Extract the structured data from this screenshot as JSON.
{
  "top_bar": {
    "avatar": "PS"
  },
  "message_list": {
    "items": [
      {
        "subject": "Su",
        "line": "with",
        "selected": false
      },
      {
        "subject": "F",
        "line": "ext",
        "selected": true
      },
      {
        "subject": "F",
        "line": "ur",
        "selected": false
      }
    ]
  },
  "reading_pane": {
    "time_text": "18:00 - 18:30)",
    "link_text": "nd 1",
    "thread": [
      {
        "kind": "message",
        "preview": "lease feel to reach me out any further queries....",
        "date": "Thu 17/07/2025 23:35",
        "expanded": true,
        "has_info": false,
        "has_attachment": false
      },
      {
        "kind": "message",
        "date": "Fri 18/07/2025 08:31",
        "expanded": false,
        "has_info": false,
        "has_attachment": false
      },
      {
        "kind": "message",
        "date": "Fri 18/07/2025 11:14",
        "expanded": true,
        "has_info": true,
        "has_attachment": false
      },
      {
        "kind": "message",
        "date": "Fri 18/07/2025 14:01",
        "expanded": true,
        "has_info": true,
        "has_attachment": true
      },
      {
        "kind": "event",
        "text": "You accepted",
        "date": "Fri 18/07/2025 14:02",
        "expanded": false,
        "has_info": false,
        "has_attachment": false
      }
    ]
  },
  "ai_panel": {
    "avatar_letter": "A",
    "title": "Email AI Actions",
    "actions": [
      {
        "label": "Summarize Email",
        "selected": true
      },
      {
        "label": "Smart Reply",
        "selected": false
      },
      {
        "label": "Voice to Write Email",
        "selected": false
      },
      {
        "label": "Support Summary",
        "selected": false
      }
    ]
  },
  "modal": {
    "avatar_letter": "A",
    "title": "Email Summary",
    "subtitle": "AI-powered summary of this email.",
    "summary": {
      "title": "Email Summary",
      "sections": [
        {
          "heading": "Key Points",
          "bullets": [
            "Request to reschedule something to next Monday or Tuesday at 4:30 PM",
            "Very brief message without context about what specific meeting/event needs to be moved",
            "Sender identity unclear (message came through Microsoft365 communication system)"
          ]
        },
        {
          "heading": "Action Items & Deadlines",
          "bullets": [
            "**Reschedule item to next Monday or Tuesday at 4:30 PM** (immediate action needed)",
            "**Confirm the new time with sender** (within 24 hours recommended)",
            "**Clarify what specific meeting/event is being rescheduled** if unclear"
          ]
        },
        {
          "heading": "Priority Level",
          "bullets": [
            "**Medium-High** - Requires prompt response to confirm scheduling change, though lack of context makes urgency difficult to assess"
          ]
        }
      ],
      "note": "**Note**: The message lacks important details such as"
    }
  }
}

=-=-=-=-=

▸ WORK INSTRUCTIONS: Tally the lines in the listing that hold "date" and report the number alone.

▸ THE RESPONSE: 5